━━ INPUT RECORDS

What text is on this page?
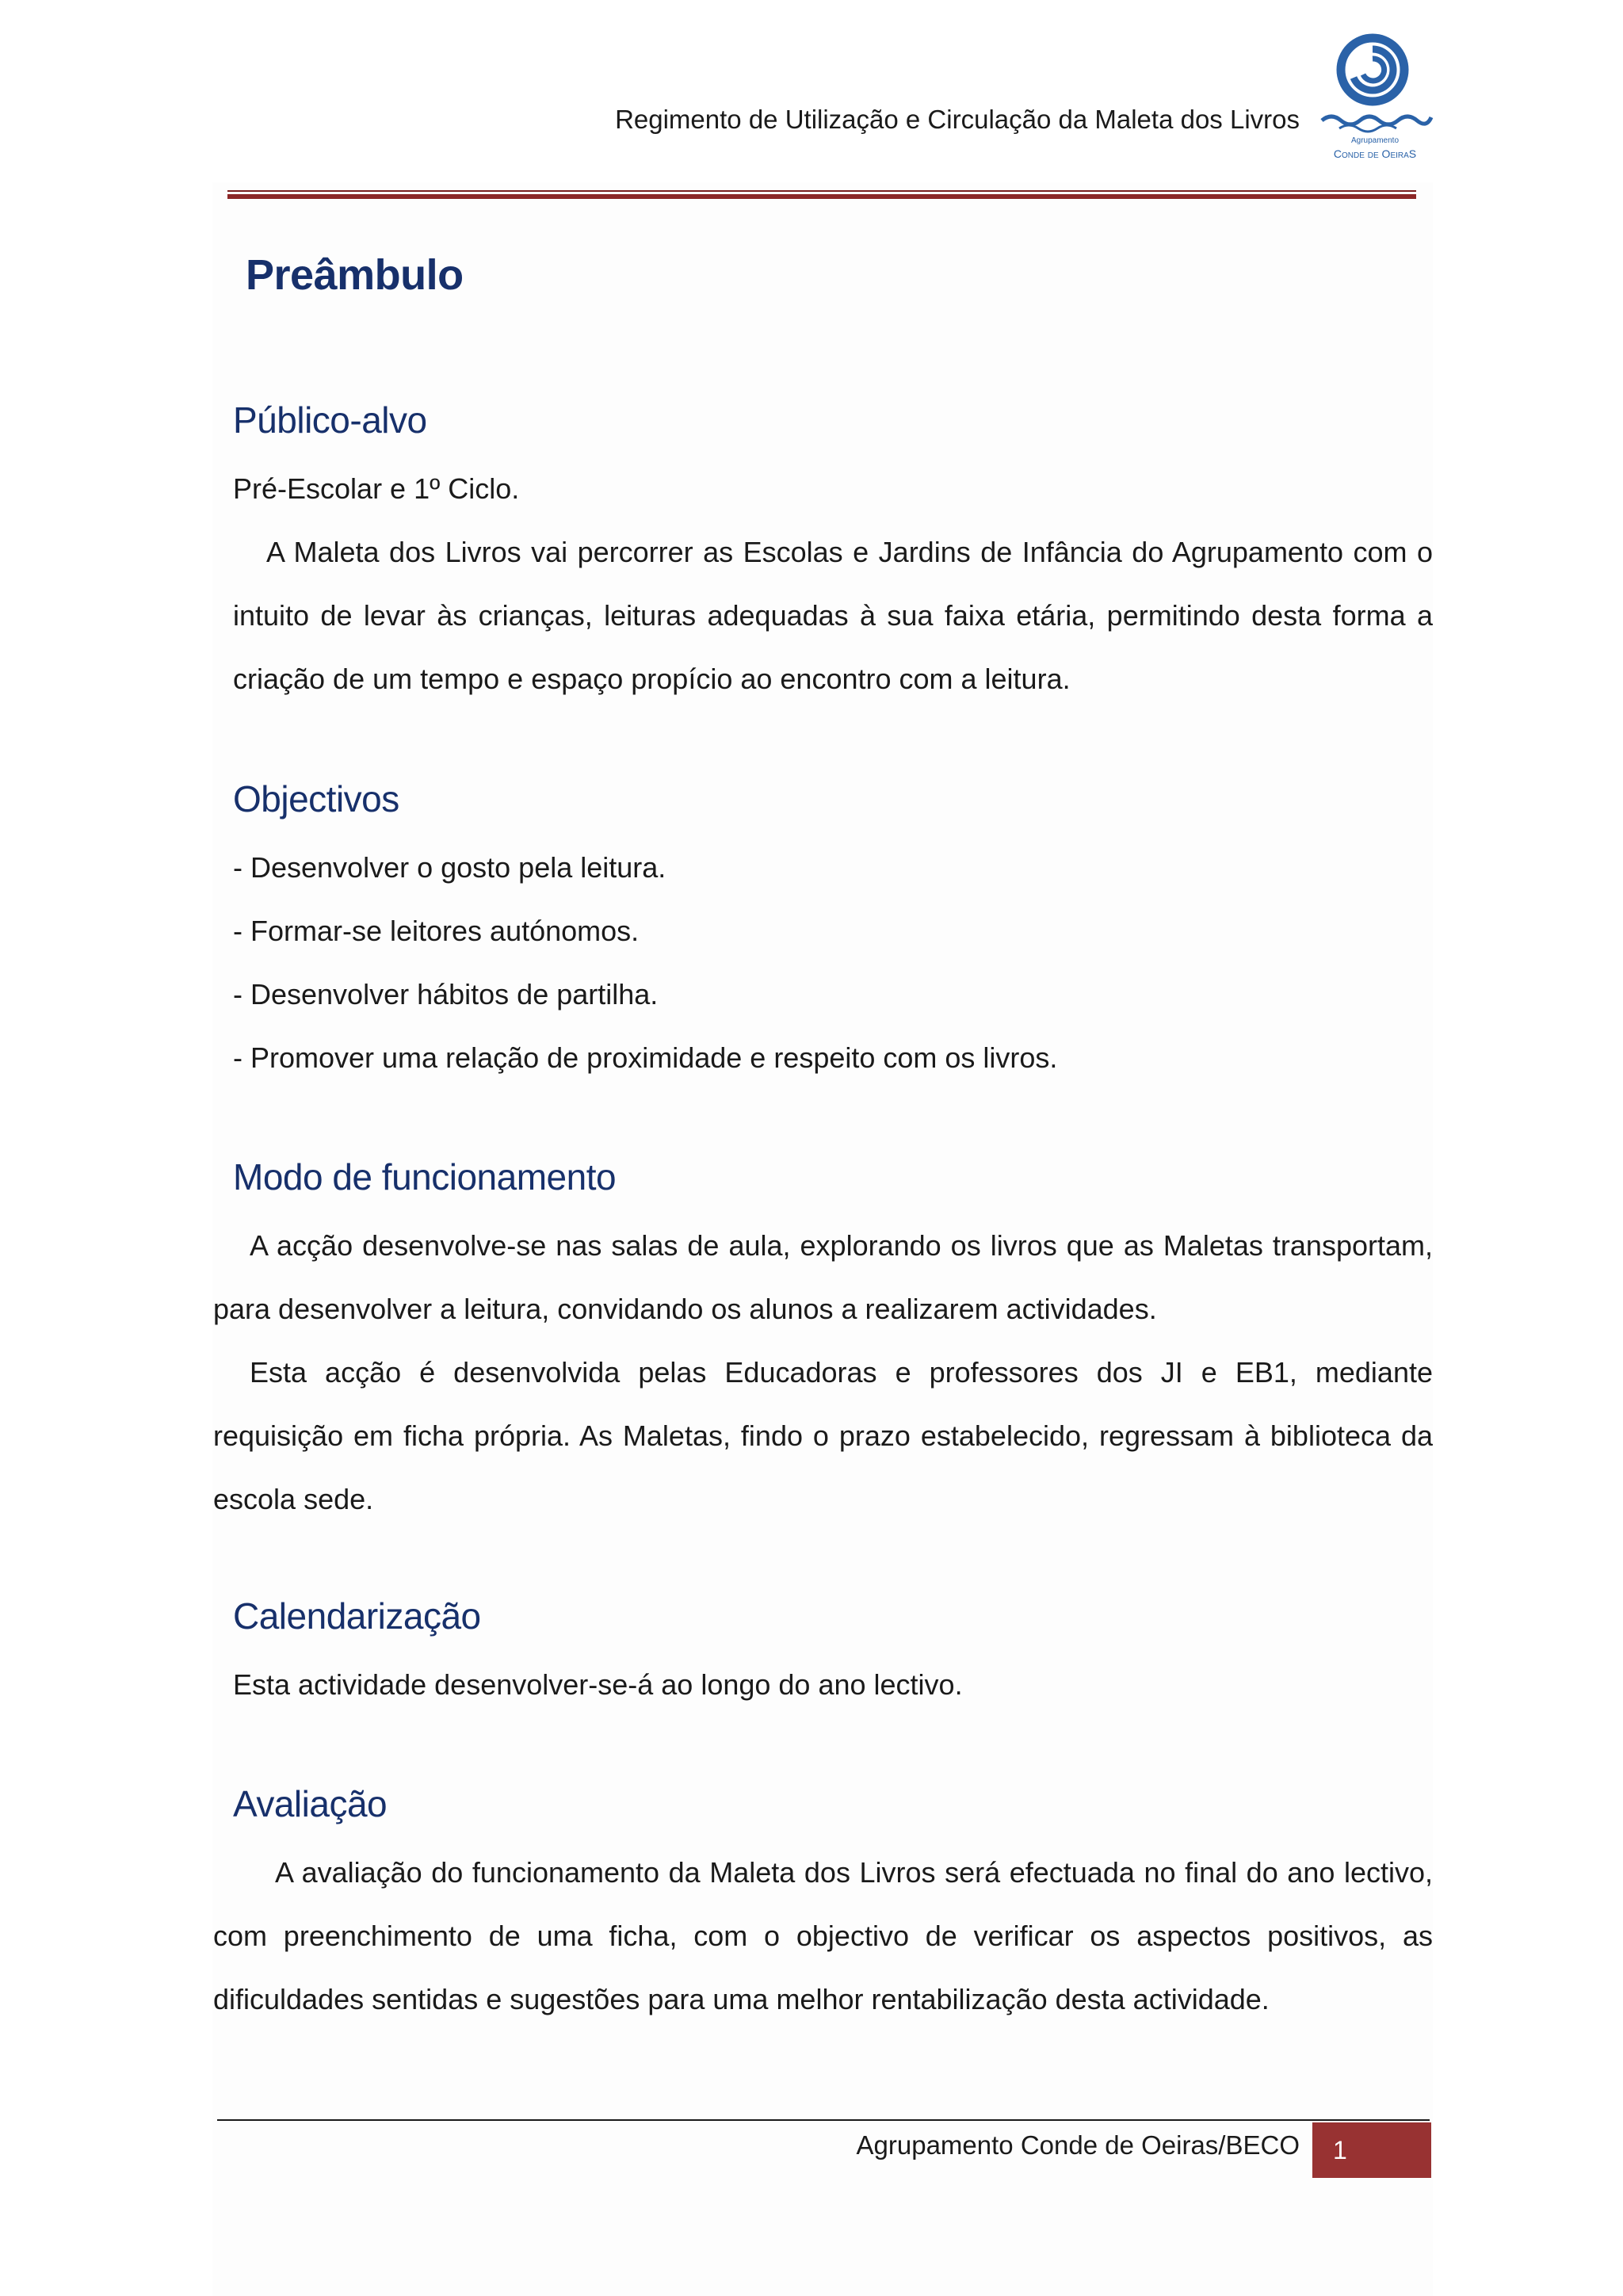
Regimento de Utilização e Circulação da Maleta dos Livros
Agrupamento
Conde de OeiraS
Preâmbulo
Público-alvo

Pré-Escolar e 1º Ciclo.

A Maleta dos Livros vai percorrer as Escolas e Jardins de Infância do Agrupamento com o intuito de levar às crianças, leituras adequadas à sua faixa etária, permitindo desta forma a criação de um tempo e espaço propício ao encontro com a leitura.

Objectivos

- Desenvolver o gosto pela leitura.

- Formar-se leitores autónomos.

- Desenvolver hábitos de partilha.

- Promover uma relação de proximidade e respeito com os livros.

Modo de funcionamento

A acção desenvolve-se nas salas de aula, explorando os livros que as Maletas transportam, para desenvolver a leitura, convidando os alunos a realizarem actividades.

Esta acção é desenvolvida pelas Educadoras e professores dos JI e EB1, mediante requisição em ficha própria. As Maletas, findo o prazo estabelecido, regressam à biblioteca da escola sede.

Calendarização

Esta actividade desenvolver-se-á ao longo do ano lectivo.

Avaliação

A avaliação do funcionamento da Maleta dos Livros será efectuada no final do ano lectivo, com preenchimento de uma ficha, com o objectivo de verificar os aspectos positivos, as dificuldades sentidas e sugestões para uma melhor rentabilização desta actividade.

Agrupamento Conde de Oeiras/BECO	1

━━━━

◆ **EXERCISE DESCRIPTION**
Pictures are excluded; copy every other part of the records exactly.

◆ **RESULT BELOW**
What text is on this page?
Regimento de Utilização e Circulação da Maleta dos Livros
Agrupamento
Conde de OeiraS
Preâmbulo
Público-alvo

Pré-Escolar e 1º Ciclo.

A Maleta dos Livros vai percorrer as Escolas e Jardins de Infância do Agrupamento com o intuito de levar às crianças, leituras adequadas à sua faixa etária, permitindo desta forma a criação de um tempo e espaço propício ao encontro com a leitura.

Objectivos

- Desenvolver o gosto pela leitura.

- Formar-se leitores autónomos.

- Desenvolver hábitos de partilha.

- Promover uma relação de proximidade e respeito com os livros.

Modo de funcionamento

A acção desenvolve-se nas salas de aula, explorando os livros que as Maletas transportam, para desenvolver a leitura, convidando os alunos a realizarem actividades.

Esta acção é desenvolvida pelas Educadoras e professores dos JI e EB1, mediante requisição em ficha própria. As Maletas, findo o prazo estabelecido, regressam à biblioteca da escola sede.

Calendarização

Esta actividade desenvolver-se-á ao longo do ano lectivo.

Avaliação

A avaliação do funcionamento da Maleta dos Livros será efectuada no final do ano lectivo, com preenchimento de uma ficha, com o objectivo de verificar os aspectos positivos, as dificuldades sentidas e sugestões para uma melhor rentabilização desta actividade.

Agrupamento Conde de Oeiras/BECO	1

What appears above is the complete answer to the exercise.